Given task
Retype all the records with nothing changed.

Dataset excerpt
## Begin
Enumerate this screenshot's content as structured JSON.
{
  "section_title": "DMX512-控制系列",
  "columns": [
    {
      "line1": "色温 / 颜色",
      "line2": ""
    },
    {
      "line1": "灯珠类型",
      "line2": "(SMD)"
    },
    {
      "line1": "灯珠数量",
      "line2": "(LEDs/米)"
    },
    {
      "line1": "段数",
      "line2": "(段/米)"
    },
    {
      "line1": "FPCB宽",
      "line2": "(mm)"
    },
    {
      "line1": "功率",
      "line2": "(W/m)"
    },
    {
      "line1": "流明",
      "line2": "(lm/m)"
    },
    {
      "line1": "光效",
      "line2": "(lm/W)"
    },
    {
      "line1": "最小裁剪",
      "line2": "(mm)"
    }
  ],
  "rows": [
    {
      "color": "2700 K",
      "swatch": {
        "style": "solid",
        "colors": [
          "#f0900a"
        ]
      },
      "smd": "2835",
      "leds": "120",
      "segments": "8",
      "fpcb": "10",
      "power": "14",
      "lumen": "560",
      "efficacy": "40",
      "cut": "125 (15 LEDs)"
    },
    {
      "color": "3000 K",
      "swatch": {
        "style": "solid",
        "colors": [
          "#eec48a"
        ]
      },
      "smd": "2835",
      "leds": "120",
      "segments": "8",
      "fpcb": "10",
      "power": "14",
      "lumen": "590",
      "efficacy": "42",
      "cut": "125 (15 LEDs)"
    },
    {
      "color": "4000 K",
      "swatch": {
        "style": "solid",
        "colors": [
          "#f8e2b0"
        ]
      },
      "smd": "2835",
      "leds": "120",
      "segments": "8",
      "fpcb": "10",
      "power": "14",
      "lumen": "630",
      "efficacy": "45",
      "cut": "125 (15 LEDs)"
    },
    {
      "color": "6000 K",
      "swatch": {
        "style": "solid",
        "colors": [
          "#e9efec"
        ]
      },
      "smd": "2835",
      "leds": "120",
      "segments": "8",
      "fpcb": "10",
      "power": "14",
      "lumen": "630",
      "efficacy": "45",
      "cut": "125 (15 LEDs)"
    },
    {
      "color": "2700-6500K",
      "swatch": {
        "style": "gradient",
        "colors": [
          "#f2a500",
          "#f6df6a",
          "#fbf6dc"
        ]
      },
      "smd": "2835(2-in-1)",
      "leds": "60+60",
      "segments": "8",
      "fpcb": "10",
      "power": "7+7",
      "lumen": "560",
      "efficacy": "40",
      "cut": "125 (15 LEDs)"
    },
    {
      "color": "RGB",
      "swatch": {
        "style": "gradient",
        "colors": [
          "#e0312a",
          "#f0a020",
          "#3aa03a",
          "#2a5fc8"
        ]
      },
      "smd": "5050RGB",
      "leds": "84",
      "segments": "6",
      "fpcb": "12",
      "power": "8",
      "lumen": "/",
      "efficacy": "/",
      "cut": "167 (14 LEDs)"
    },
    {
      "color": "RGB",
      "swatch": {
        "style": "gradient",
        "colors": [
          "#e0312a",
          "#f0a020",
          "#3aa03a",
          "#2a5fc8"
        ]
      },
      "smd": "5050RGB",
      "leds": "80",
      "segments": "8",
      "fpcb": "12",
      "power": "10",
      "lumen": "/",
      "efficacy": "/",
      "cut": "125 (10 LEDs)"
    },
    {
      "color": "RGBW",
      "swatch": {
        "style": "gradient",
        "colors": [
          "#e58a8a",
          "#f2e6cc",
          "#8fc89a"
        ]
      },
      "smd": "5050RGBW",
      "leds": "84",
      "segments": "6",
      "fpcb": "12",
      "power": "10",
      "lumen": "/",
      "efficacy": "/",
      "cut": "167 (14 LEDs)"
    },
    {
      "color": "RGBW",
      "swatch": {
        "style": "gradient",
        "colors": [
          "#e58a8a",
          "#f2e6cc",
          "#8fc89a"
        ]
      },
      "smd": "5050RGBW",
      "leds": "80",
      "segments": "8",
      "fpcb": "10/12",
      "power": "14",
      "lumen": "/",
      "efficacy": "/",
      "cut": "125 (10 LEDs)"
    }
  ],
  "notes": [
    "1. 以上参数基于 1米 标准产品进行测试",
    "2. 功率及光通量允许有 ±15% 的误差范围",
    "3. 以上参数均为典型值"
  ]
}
## End
The output
Enumerate this screenshot's content as structured JSON.
{
  "section_title": "DMX512-控制系列",
  "columns": [
    {
      "line1": "色温 / 颜色",
      "line2": ""
    },
    {
      "line1": "灯珠类型",
      "line2": "(SMD)"
    },
    {
      "line1": "灯珠数量",
      "line2": "(LEDs/米)"
    },
    {
      "line1": "段数",
      "line2": "(段/米)"
    },
    {
      "line1": "FPCB宽",
      "line2": "(mm)"
    },
    {
      "line1": "功率",
      "line2": "(W/m)"
    },
    {
      "line1": "流明",
      "line2": "(lm/m)"
    },
    {
      "line1": "光效",
      "line2": "(lm/W)"
    },
    {
      "line1": "最小裁剪",
      "line2": "(mm)"
    }
  ],
  "rows": [
    {
      "color": "2700 K",
      "swatch": {
        "style": "solid",
        "colors": [
          "#f0900a"
        ]
      },
      "smd": "2835",
      "leds": "120",
      "segments": "8",
      "fpcb": "10",
      "power": "14",
      "lumen": "560",
      "efficacy": "40",
      "cut": "125 (15 LEDs)"
    },
    {
      "color": "3000 K",
      "swatch": {
        "style": "solid",
        "colors": [
          "#eec48a"
        ]
      },
      "smd": "2835",
      "leds": "120",
      "segments": "8",
      "fpcb": "10",
      "power": "14",
      "lumen": "590",
      "efficacy": "42",
      "cut": "125 (15 LEDs)"
    },
    {
      "color": "4000 K",
      "swatch": {
        "style": "solid",
        "colors": [
          "#f8e2b0"
        ]
      },
      "smd": "2835",
      "leds": "120",
      "segments": "8",
      "fpcb": "10",
      "power": "14",
      "lumen": "630",
      "efficacy": "45",
      "cut": "125 (15 LEDs)"
    },
    {
      "color": "6000 K",
      "swatch": {
        "style": "solid",
        "colors": [
          "#e9efec"
        ]
      },
      "smd": "2835",
      "leds": "120",
      "segments": "8",
      "fpcb": "10",
      "power": "14",
      "lumen": "630",
      "efficacy": "45",
      "cut": "125 (15 LEDs)"
    },
    {
      "color": "2700-6500K",
      "swatch": {
        "style": "gradient",
        "colors": [
          "#f2a500",
          "#f6df6a",
          "#fbf6dc"
        ]
      },
      "smd": "2835(2-in-1)",
      "leds": "60+60",
      "segments": "8",
      "fpcb": "10",
      "power": "7+7",
      "lumen": "560",
      "efficacy": "40",
      "cut": "125 (15 LEDs)"
    },
    {
      "color": "RGB",
      "swatch": {
        "style": "gradient",
        "colors": [
          "#e0312a",
          "#f0a020",
          "#3aa03a",
          "#2a5fc8"
        ]
      },
      "smd": "5050RGB",
      "leds": "84",
      "segments": "6",
      "fpcb": "12",
      "power": "8",
      "lumen": "/",
      "efficacy": "/",
      "cut": "167 (14 LEDs)"
    },
    {
      "color": "RGB",
      "swatch": {
        "style": "gradient",
        "colors": [
          "#e0312a",
          "#f0a020",
          "#3aa03a",
          "#2a5fc8"
        ]
      },
      "smd": "5050RGB",
      "leds": "80",
      "segments": "8",
      "fpcb": "12",
      "power": "10",
      "lumen": "/",
      "efficacy": "/",
      "cut": "125 (10 LEDs)"
    },
    {
      "color": "RGBW",
      "swatch": {
        "style": "gradient",
        "colors": [
          "#e58a8a",
          "#f2e6cc",
          "#8fc89a"
        ]
      },
      "smd": "5050RGBW",
      "leds": "84",
      "segments": "6",
      "fpcb": "12",
      "power": "10",
      "lumen": "/",
      "efficacy": "/",
      "cut": "167 (14 LEDs)"
    },
    {
      "color": "RGBW",
      "swatch": {
        "style": "gradient",
        "colors": [
          "#e58a8a",
          "#f2e6cc",
          "#8fc89a"
        ]
      },
      "smd": "5050RGBW",
      "leds": "80",
      "segments": "8",
      "fpcb": "10/12",
      "power": "14",
      "lumen": "/",
      "efficacy": "/",
      "cut": "125 (10 LEDs)"
    }
  ],
  "notes": [
    "1. 以上参数基于 1米 标准产品进行测试",
    "2. 功率及光通量允许有 ±15% 的误差范围",
    "3. 以上参数均为典型值"
  ]
}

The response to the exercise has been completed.